■ **Stated exercise**
Tally the lines of the listing that contain the string "down". Give the number and nothing else.

- - -

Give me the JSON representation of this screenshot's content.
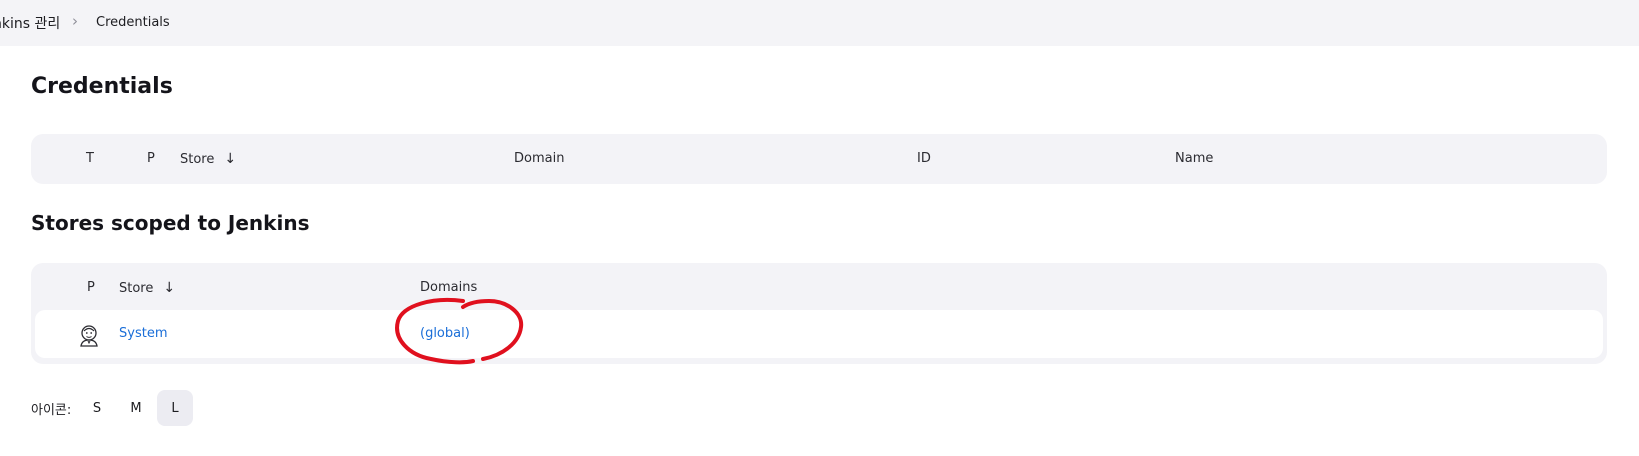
{
  "breadcrumb": {
    "home": "nkins 관리",
    "current": "Credentials"
  },
  "page": {
    "title": "Credentials",
    "stores_heading": "Stores scoped to Jenkins"
  },
  "credentials_table": {
    "columns": {
      "t": "T",
      "p": "P",
      "store": "Store",
      "domain": "Domain",
      "id": "ID",
      "name": "Name"
    },
    "sort_arrow": "↓"
  },
  "stores_table": {
    "columns": {
      "p": "P",
      "store": "Store",
      "domains": "Domains"
    },
    "sort_arrow": "↓",
    "rows": [
      {
        "store": "System",
        "domain": "(global)",
        "icon": "jenkins-icon"
      }
    ]
  },
  "icon_size": {
    "label": "아이콘:",
    "options": [
      "S",
      "M",
      "L"
    ],
    "selected": "L"
  },
  "colors": {
    "link": "#1a6ed8",
    "annotation": "#e0101e",
    "table_bg": "#f3f3f7"
  }
}
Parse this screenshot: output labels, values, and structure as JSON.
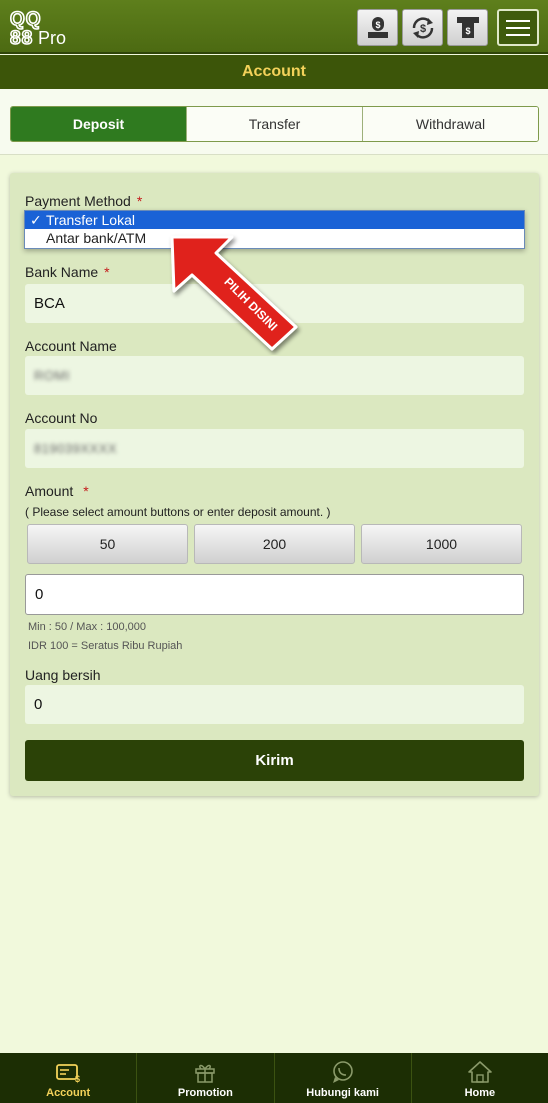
{
  "header": {
    "logo_text": "QQ 88Pro",
    "icons": [
      "deposit-icon",
      "transfer-icon",
      "withdraw-icon",
      "menu-icon"
    ]
  },
  "title": "Account",
  "tabs": [
    {
      "label": "Deposit",
      "active": true
    },
    {
      "label": "Transfer",
      "active": false
    },
    {
      "label": "Withdrawal",
      "active": false
    }
  ],
  "form": {
    "payment_method_label": "Payment Method",
    "required_mark": "*",
    "payment_options": [
      {
        "label": "Transfer Lokal",
        "selected": true
      },
      {
        "label": "Antar bank/ATM",
        "selected": false
      }
    ],
    "bank_name_label": "Bank Name",
    "bank_name_value": "BCA",
    "account_name_label": "Account Name",
    "account_name_value": "ROMI",
    "account_no_label": "Account No",
    "account_no_value": "819039XXXX",
    "amount_label": "Amount",
    "amount_hint": "( Please select amount buttons or enter deposit amount. )",
    "amount_buttons": [
      "50",
      "200",
      "1000"
    ],
    "amount_value": "0",
    "min_max": "Min : 50 / Max : 100,000",
    "idr_note": "IDR 100 = Seratus Ribu Rupiah",
    "net_label": "Uang bersih",
    "net_value": "0",
    "submit_label": "Kirim"
  },
  "annotation": {
    "arrow_text": "PILIH DISINI",
    "color": "#e0201a"
  },
  "bottom_nav": [
    {
      "label": "Account",
      "icon": "account-icon",
      "active": true
    },
    {
      "label": "Promotion",
      "icon": "gift-icon",
      "active": false
    },
    {
      "label": "Hubungi kami",
      "icon": "whatsapp-icon",
      "active": false
    },
    {
      "label": "Home",
      "icon": "home-icon",
      "active": false
    }
  ],
  "colors": {
    "header_green": "#4c6a12",
    "title_bar": "#3c5509",
    "title_text": "#f3d25a",
    "active_tab": "#2f7a1f",
    "card_bg": "#dbe8c0",
    "submit_bg": "#2b4207",
    "nav_bg": "#1c2e04",
    "select_blue": "#1a62d6"
  }
}
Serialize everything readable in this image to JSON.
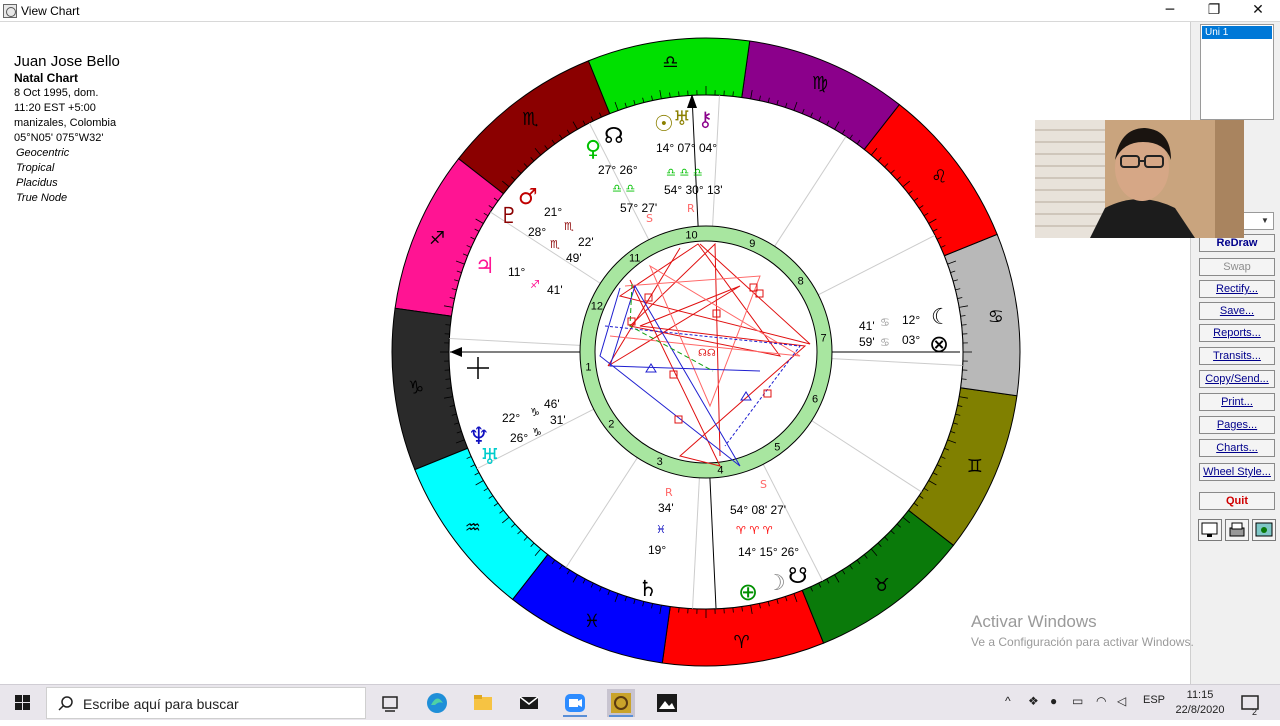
{
  "window": {
    "title": "View Chart",
    "controls": [
      "─",
      "❐",
      "✕"
    ]
  },
  "chart_info": {
    "name": "Juan Jose Bello",
    "chart_type": "Natal Chart",
    "date": "8 Oct 1995, dom.",
    "time": "11:20  EST +5:00",
    "place": "manizales, Colombia",
    "coords": "05°N05' 075°W32'",
    "settings": [
      "Geocentric",
      "Tropical",
      "Placidus",
      "True Node"
    ]
  },
  "colors": {
    "aries": "#ff0000",
    "taurus": "#0a7a0a",
    "gemini": "#808000",
    "cancer": "#b8b8b8",
    "leo": "#ff0000",
    "virgo": "#8b008b",
    "libra": "#00e000",
    "scorpio": "#8b0000",
    "sagittarius": "#ff1493",
    "capricorn": "#2a2a2a",
    "aquarius": "#00ffff",
    "pisces": "#0000ff",
    "house_ring": "#a8e6a0",
    "quit": "#d00000"
  },
  "zodiac": [
    {
      "sign": "Aries",
      "glyph": "♈"
    },
    {
      "sign": "Taurus",
      "glyph": "♉"
    },
    {
      "sign": "Gemini",
      "glyph": "♊"
    },
    {
      "sign": "Cancer",
      "glyph": "♋"
    },
    {
      "sign": "Leo",
      "glyph": "♌"
    },
    {
      "sign": "Virgo",
      "glyph": "♍"
    },
    {
      "sign": "Libra",
      "glyph": "♎"
    },
    {
      "sign": "Scorpio",
      "glyph": "♏"
    },
    {
      "sign": "Sagittarius",
      "glyph": "♐"
    },
    {
      "sign": "Capricorn",
      "glyph": "♑"
    },
    {
      "sign": "Aquarius",
      "glyph": "♒"
    },
    {
      "sign": "Pisces",
      "glyph": "♓"
    }
  ],
  "houses": [
    "10",
    "9",
    "8",
    "7",
    "6",
    "5",
    "4",
    "3",
    "2",
    "1",
    "12",
    "11"
  ],
  "planets": {
    "sun_group": {
      "glyphs": "☉ ♅ ⚷",
      "degrees": "14° 07° 04°",
      "signs": "♎ ♎ ♎"
    },
    "mercury": {
      "degrees": "54° 30° 13'",
      "minutes": "57° 27'",
      "retro": "R"
    },
    "venus_node": {
      "glyphs": "♀ ☊",
      "degrees": "27° 26°",
      "signs": "♎ ♎"
    },
    "mars_pluto": {
      "glyphs": "♂ ♇",
      "degrees": "21° 28°",
      "signs": "♏ ♏",
      "minutes": "22' 49'"
    },
    "jupiter": {
      "glyph": "♃",
      "degree": "11°",
      "sign": "♐",
      "minutes": "41'"
    },
    "moon": {
      "glyph": "☾",
      "degree": "12°",
      "minutes": "41'",
      "sign": "♋"
    },
    "pof": {
      "glyph": "⊗",
      "degree": "03°",
      "minutes": "59'",
      "sign": "♋"
    },
    "neptune_uranus": {
      "glyphs": "♆ ♅",
      "degrees": "22° 26°",
      "signs": "♑ ♑",
      "minutes": "46' 31'"
    },
    "saturn": {
      "glyph": "♄",
      "degree": "19°",
      "sign": "♓",
      "minutes": "34'",
      "retro": "R"
    },
    "earth_group": {
      "glyphs": "⊕ ☽ ☋",
      "degrees": "14° 15° 26°",
      "signs": "♈ ♈ ♈",
      "minutes": "54° 08' 27'",
      "retro": "S"
    }
  },
  "sidebar": {
    "list_item": "Uni 1",
    "buttons": [
      {
        "label": "ReDraw",
        "state": "bold"
      },
      {
        "label": "Swap",
        "state": "disabled"
      },
      {
        "label": "Rectify...",
        "state": "normal"
      },
      {
        "label": "Save...",
        "state": "normal"
      },
      {
        "label": "Reports...",
        "state": "normal"
      },
      {
        "label": "Transits...",
        "state": "normal"
      },
      {
        "label": "Copy/Send...",
        "state": "normal"
      },
      {
        "label": "Print...",
        "state": "normal"
      },
      {
        "label": "Pages...",
        "state": "normal"
      },
      {
        "label": "Charts...",
        "state": "normal"
      },
      {
        "label": "Wheel Style...",
        "state": "normal"
      },
      {
        "label": "Quit",
        "state": "quit"
      }
    ]
  },
  "watermark": {
    "title": "Activar Windows",
    "subtitle": "Ve a Configuración para activar Windows."
  },
  "taskbar": {
    "search_placeholder": "Escribe aquí para buscar",
    "lang": "ESP",
    "time": "11:15",
    "date": "22/8/2020",
    "notifications": "2"
  }
}
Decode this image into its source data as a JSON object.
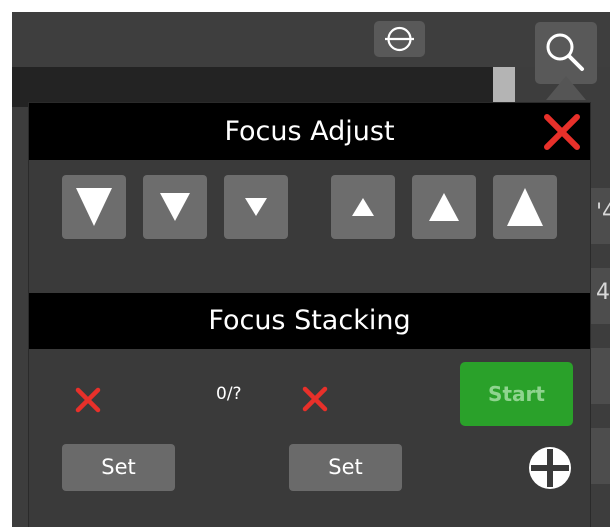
{
  "background": {
    "edge_fragments": [
      "'4",
      "4"
    ]
  },
  "toolbar": {
    "level_icon": "circle-crosshair-icon",
    "search_icon": "magnifier-icon"
  },
  "focus_adjust": {
    "title": "Focus Adjust",
    "close_icon": "close-x-icon",
    "buttons": [
      {
        "name": "focus-down-large-button",
        "icon": "triangle-down-large-icon"
      },
      {
        "name": "focus-down-medium-button",
        "icon": "triangle-down-medium-icon"
      },
      {
        "name": "focus-down-small-button",
        "icon": "triangle-down-small-icon"
      },
      {
        "name": "focus-up-small-button",
        "icon": "triangle-up-small-icon"
      },
      {
        "name": "focus-up-medium-button",
        "icon": "triangle-up-medium-icon"
      },
      {
        "name": "focus-up-large-button",
        "icon": "triangle-up-large-icon"
      }
    ]
  },
  "focus_stacking": {
    "title": "Focus Stacking",
    "counter": "0/?",
    "start_label": "Start",
    "set_near_label": "Set",
    "set_far_label": "Set",
    "clear_icon": "red-x-icon",
    "add_icon": "circle-plus-icon"
  },
  "colors": {
    "close_red": "#e8302a",
    "start_green": "#2aa12a",
    "start_text": "#8fd48f",
    "header_black": "#000000",
    "panel_grey": "#3e3e3e",
    "button_grey": "#6d6d6d"
  }
}
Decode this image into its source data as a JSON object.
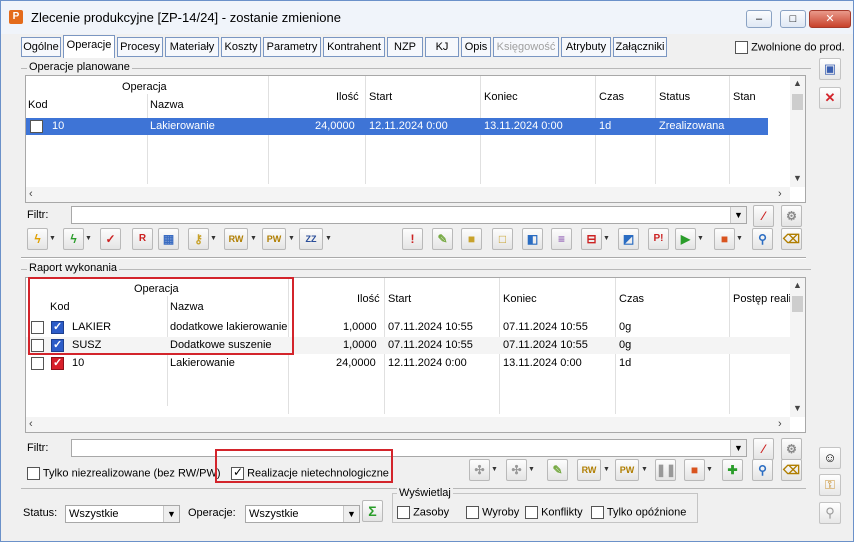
{
  "window": {
    "title": "Zlecenie produkcyjne  [ZP-14/24] - zostanie zmienione",
    "icon": "P",
    "controls": [
      "–",
      "□",
      "✕"
    ]
  },
  "tabs": [
    {
      "label": "Ogólne"
    },
    {
      "label": "Operacje"
    },
    {
      "label": "Procesy"
    },
    {
      "label": "Materiały"
    },
    {
      "label": "Koszty"
    },
    {
      "label": "Parametry"
    },
    {
      "label": "Kontrahent"
    },
    {
      "label": "NZP"
    },
    {
      "label": "KJ"
    },
    {
      "label": "Opis"
    },
    {
      "label": "Księgowość"
    },
    {
      "label": "Atrybuty"
    },
    {
      "label": "Załączniki"
    }
  ],
  "zwolnione_label": "Zwolnione do prod.",
  "planned": {
    "section_label": "Operacje planowane",
    "group_header": "Operacja",
    "columns": {
      "kod": "Kod",
      "nazwa": "Nazwa",
      "ilosc": "Ilość",
      "start": "Start",
      "koniec": "Koniec",
      "czas": "Czas",
      "status": "Status",
      "stan": "Stan"
    },
    "rows": [
      {
        "kod": "10",
        "nazwa": "Lakierowanie",
        "ilosc": "24,0000",
        "start": "12.11.2024 0:00",
        "koniec": "13.11.2024 0:00",
        "czas": "1d",
        "status": "Zrealizowana",
        "stan": ""
      }
    ]
  },
  "filter_label": "Filtr:",
  "report": {
    "section_label": "Raport wykonania",
    "group_header": "Operacja",
    "columns": {
      "kod": "Kod",
      "nazwa": "Nazwa",
      "ilosc": "Ilość",
      "start": "Start",
      "koniec": "Koniec",
      "czas": "Czas",
      "postep": "Postęp reali"
    },
    "rows": [
      {
        "kod": "LAKIER",
        "nazwa": "dodatkowe lakierowanie",
        "ilosc": "1,0000",
        "start": "07.11.2024 10:55",
        "koniec": "07.11.2024 10:55",
        "czas": "0g"
      },
      {
        "kod": "SUSZ",
        "nazwa": "Dodatkowe suszenie",
        "ilosc": "1,0000",
        "start": "07.11.2024 10:55",
        "koniec": "07.11.2024 10:55",
        "czas": "0g"
      },
      {
        "kod": "10",
        "nazwa": "Lakierowanie",
        "ilosc": "24,0000",
        "start": "12.11.2024 0:00",
        "koniec": "13.11.2024 0:00",
        "czas": "1d"
      }
    ]
  },
  "options": {
    "tylko_label": "Tylko niezrealizowane (bez RW/PW)",
    "realizacje_label": "Realizacje nietechnologiczne"
  },
  "bottom": {
    "status_label": "Status:",
    "status_value": "Wszystkie",
    "operacje_label": "Operacje:",
    "operacje_value": "Wszystkie",
    "wyswietlaj_label": "Wyświetlaj",
    "zasoby": "Zasoby",
    "wyroby": "Wyroby",
    "konflikty": "Konflikty",
    "opoznione": "Tylko opóźnione"
  },
  "toolbar_icons": {
    "rw": "RW",
    "pw": "PW",
    "zz": "ZZ",
    "sigma": "Σ"
  },
  "accent": "#3e74d6",
  "highlight": "#d3242b"
}
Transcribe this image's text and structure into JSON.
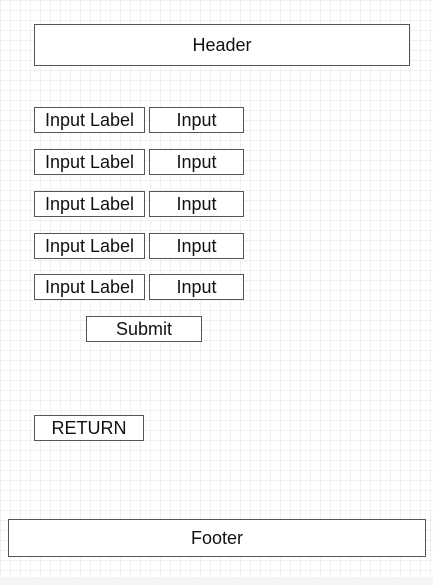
{
  "header": {
    "label": "Header"
  },
  "form": {
    "rows": [
      {
        "label": "Input Label",
        "input": "Input"
      },
      {
        "label": "Input Label",
        "input": "Input"
      },
      {
        "label": "Input Label",
        "input": "Input"
      },
      {
        "label": "Input Label",
        "input": "Input"
      },
      {
        "label": "Input Label",
        "input": "Input"
      }
    ],
    "submit_label": "Submit"
  },
  "return_label": "RETURN",
  "footer": {
    "label": "Footer"
  }
}
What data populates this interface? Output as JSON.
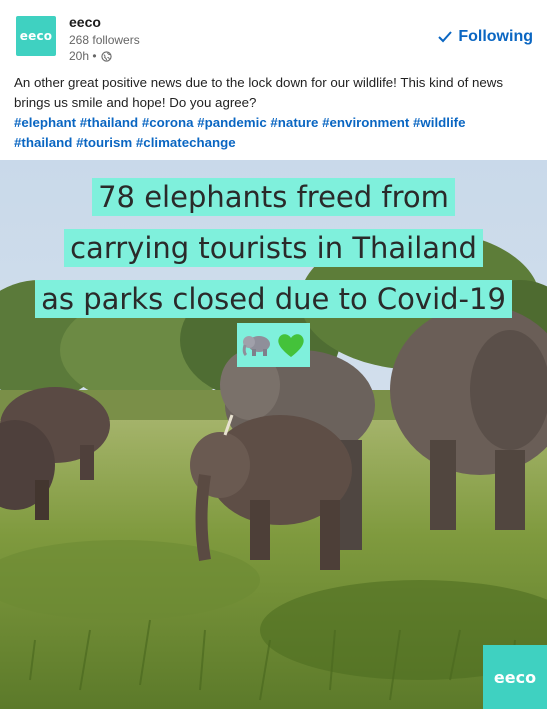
{
  "post": {
    "company_logo_text": "eeco",
    "company_name": "eeco",
    "followers": "268 followers",
    "time": "20h •",
    "follow_label": "Following",
    "text": "An other great positive news due to the lock down for our wildlife! This kind of news brings us smile and hope! Do you agree?",
    "hashtags_line1": "#elephant #thailand #corona #pandemic #nature #environment #wildlife",
    "hashtags_line2": "#thailand #tourism #climatechange"
  },
  "image": {
    "headline_lines": [
      "78 elephants freed from",
      "carrying tourists in Thailand",
      "as parks closed due to Covid-19"
    ],
    "badge_text": "eeco",
    "emojis": [
      "elephant-icon",
      "green-heart-icon"
    ]
  },
  "colors": {
    "brand": "#3fd1c1",
    "highlight": "#7ff0dc",
    "link": "#0a66c2"
  }
}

- - -

■ **Correct result**
7